Work required: Repeat the data verbatim.

Dataset records:
[BEGIN]

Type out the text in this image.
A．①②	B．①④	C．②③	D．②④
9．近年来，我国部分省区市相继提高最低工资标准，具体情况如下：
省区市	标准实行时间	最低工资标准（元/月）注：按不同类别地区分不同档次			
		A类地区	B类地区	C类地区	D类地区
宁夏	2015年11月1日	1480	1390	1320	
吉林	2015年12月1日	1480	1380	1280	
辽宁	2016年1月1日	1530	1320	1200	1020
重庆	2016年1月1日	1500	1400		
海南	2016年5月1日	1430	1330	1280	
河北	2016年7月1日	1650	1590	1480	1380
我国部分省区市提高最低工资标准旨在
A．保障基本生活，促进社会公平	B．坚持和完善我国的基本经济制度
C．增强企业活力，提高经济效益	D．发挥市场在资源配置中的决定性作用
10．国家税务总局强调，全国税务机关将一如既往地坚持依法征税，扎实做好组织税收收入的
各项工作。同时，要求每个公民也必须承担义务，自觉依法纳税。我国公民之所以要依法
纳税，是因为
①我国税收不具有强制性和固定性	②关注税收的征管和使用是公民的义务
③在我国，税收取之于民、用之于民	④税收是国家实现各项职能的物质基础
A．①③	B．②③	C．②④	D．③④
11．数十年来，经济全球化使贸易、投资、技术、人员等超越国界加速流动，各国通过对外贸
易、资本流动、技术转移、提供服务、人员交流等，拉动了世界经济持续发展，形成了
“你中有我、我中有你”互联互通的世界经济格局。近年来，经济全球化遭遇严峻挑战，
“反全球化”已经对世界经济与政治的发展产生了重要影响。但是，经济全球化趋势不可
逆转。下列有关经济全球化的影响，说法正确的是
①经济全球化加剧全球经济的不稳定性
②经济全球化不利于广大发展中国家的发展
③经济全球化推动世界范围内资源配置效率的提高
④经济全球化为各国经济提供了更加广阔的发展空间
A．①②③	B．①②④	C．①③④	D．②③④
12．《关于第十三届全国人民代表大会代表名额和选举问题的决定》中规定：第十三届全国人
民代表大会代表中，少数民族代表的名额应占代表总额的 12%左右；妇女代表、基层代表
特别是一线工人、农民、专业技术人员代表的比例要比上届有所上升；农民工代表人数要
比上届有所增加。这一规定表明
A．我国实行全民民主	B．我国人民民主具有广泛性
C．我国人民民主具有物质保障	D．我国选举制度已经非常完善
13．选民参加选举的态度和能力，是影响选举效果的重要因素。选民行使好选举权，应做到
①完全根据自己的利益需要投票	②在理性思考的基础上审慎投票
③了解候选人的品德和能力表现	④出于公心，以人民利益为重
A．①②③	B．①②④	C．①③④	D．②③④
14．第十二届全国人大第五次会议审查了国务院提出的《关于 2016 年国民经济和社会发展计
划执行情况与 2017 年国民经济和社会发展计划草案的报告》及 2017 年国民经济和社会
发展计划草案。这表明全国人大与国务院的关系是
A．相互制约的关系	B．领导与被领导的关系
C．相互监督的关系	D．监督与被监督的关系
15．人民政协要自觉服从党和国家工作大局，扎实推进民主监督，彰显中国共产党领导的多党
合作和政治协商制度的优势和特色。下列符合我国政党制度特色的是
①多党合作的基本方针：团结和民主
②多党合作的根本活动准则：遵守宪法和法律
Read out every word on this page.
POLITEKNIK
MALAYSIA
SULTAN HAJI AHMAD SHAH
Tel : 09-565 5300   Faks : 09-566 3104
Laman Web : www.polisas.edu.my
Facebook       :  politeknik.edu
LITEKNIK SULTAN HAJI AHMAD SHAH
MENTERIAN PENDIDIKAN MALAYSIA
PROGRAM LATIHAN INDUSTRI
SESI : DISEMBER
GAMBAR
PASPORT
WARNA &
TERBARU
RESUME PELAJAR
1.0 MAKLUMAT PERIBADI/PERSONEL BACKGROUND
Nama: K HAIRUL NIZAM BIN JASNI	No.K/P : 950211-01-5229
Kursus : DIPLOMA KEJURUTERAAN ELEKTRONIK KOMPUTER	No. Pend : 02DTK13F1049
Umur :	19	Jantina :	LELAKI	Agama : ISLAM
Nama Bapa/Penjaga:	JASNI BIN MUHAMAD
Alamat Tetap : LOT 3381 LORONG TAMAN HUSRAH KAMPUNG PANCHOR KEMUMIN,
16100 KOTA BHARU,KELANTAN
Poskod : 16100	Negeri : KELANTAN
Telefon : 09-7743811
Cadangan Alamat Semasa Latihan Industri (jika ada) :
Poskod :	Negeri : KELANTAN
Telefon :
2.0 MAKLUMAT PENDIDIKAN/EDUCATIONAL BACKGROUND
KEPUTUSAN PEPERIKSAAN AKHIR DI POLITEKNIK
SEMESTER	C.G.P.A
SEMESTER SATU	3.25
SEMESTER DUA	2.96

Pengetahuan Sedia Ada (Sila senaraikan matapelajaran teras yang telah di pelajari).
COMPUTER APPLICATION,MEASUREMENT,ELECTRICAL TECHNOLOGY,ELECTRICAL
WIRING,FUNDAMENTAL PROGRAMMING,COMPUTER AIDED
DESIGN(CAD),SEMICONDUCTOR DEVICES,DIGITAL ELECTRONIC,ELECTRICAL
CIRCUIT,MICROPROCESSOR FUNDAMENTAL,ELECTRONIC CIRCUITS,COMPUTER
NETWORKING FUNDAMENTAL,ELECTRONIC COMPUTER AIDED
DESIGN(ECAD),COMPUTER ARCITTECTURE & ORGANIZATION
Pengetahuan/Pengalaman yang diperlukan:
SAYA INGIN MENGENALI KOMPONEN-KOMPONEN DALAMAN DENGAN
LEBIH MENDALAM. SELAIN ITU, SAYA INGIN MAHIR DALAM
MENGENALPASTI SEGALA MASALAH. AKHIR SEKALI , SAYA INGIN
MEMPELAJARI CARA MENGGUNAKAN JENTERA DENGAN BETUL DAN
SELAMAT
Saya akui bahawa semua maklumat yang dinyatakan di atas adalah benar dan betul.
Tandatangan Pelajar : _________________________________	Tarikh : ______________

[END]

Exercise answer:
Type out the text in this image.
A．①②	B．①④	C．②③	D．②④
9．近年来，我国部分省区市相继提高最低工资标准，具体情况如下：
省区市	标准实行时间	最低工资标准（元/月）注：按不同类别地区分不同档次			
		A类地区	B类地区	C类地区	D类地区
宁夏	2015年11月1日	1480	1390	1320	
吉林	2015年12月1日	1480	1380	1280	
辽宁	2016年1月1日	1530	1320	1200	1020
重庆	2016年1月1日	1500	1400		
海南	2016年5月1日	1430	1330	1280	
河北	2016年7月1日	1650	1590	1480	1380
我国部分省区市提高最低工资标准旨在
A．保障基本生活，促进社会公平	B．坚持和完善我国的基本经济制度
C．增强企业活力，提高经济效益	D．发挥市场在资源配置中的决定性作用
10．国家税务总局强调，全国税务机关将一如既往地坚持依法征税，扎实做好组织税收收入的
各项工作。同时，要求每个公民也必须承担义务，自觉依法纳税。我国公民之所以要依法
纳税，是因为
①我国税收不具有强制性和固定性	②关注税收的征管和使用是公民的义务
③在我国，税收取之于民、用之于民	④税收是国家实现各项职能的物质基础
A．①③	B．②③	C．②④	D．③④
11．数十年来，经济全球化使贸易、投资、技术、人员等超越国界加速流动，各国通过对外贸
易、资本流动、技术转移、提供服务、人员交流等，拉动了世界经济持续发展，形成了
“你中有我、我中有你”互联互通的世界经济格局。近年来，经济全球化遭遇严峻挑战，
“反全球化”已经对世界经济与政治的发展产生了重要影响。但是，经济全球化趋势不可
逆转。下列有关经济全球化的影响，说法正确的是
①经济全球化加剧全球经济的不稳定性
②经济全球化不利于广大发展中国家的发展
③经济全球化推动世界范围内资源配置效率的提高
④经济全球化为各国经济提供了更加广阔的发展空间
A．①②③	B．①②④	C．①③④	D．②③④
12．《关于第十三届全国人民代表大会代表名额和选举问题的决定》中规定：第十三届全国人
民代表大会代表中，少数民族代表的名额应占代表总额的 12%左右；妇女代表、基层代表
特别是一线工人、农民、专业技术人员代表的比例要比上届有所上升；农民工代表人数要
比上届有所增加。这一规定表明
A．我国实行全民民主	B．我国人民民主具有广泛性
C．我国人民民主具有物质保障	D．我国选举制度已经非常完善
13．选民参加选举的态度和能力，是影响选举效果的重要因素。选民行使好选举权，应做到
①完全根据自己的利益需要投票	②在理性思考的基础上审慎投票
③了解候选人的品德和能力表现	④出于公心，以人民利益为重
A．①②③	B．①②④	C．①③④	D．②③④
14．第十二届全国人大第五次会议审查了国务院提出的《关于 2016 年国民经济和社会发展计
划执行情况与 2017 年国民经济和社会发展计划草案的报告》及 2017 年国民经济和社会
发展计划草案。这表明全国人大与国务院的关系是
A．相互制约的关系	B．领导与被领导的关系
C．相互监督的关系	D．监督与被监督的关系
15．人民政协要自觉服从党和国家工作大局，扎实推进民主监督，彰显中国共产党领导的多党
合作和政治协商制度的优势和特色。下列符合我国政党制度特色的是
①多党合作的基本方针：团结和民主
②多党合作的根本活动准则：遵守宪法和法律
Read out every word on this page.
POLITEKNIK
MALAYSIA
SULTAN HAJI AHMAD SHAH
Tel : 09-565 5300   Faks : 09-566 3104
Laman Web : www.polisas.edu.my
Facebook       :  politeknik.edu
LITEKNIK SULTAN HAJI AHMAD SHAH
MENTERIAN PENDIDIKAN MALAYSIA
PROGRAM LATIHAN INDUSTRI
SESI : DISEMBER
GAMBAR
PASPORT
WARNA &
TERBARU
RESUME PELAJAR
1.0 MAKLUMAT PERIBADI/PERSONEL BACKGROUND
Nama: K HAIRUL NIZAM BIN JASNI	No.K/P : 950211-01-5229
Kursus : DIPLOMA KEJURUTERAAN ELEKTRONIK KOMPUTER	No. Pend : 02DTK13F1049
Umur :	19	Jantina :	LELAKI	Agama : ISLAM
Nama Bapa/Penjaga:	JASNI BIN MUHAMAD
Alamat Tetap : LOT 3381 LORONG TAMAN HUSRAH KAMPUNG PANCHOR KEMUMIN,
16100 KOTA BHARU,KELANTAN
Poskod : 16100	Negeri : KELANTAN
Telefon : 09-7743811
Cadangan Alamat Semasa Latihan Industri (jika ada) :
Poskod :	Negeri : KELANTAN
Telefon :
2.0 MAKLUMAT PENDIDIKAN/EDUCATIONAL BACKGROUND
KEPUTUSAN PEPERIKSAAN AKHIR DI POLITEKNIK
SEMESTER	C.G.P.A
SEMESTER SATU	3.25
SEMESTER DUA	2.96

Pengetahuan Sedia Ada (Sila senaraikan matapelajaran teras yang telah di pelajari).
COMPUTER APPLICATION,MEASUREMENT,ELECTRICAL TECHNOLOGY,ELECTRICAL
WIRING,FUNDAMENTAL PROGRAMMING,COMPUTER AIDED
DESIGN(CAD),SEMICONDUCTOR DEVICES,DIGITAL ELECTRONIC,ELECTRICAL
CIRCUIT,MICROPROCESSOR FUNDAMENTAL,ELECTRONIC CIRCUITS,COMPUTER
NETWORKING FUNDAMENTAL,ELECTRONIC COMPUTER AIDED
DESIGN(ECAD),COMPUTER ARCITTECTURE & ORGANIZATION
Pengetahuan/Pengalaman yang diperlukan:
SAYA INGIN MENGENALI KOMPONEN-KOMPONEN DALAMAN DENGAN
LEBIH MENDALAM. SELAIN ITU, SAYA INGIN MAHIR DALAM
MENGENALPASTI SEGALA MASALAH. AKHIR SEKALI , SAYA INGIN
MEMPELAJARI CARA MENGGUNAKAN JENTERA DENGAN BETUL DAN
SELAMAT
Saya akui bahawa semua maklumat yang dinyatakan di atas adalah benar dan betul.
Tandatangan Pelajar : _________________________________	Tarikh : ______________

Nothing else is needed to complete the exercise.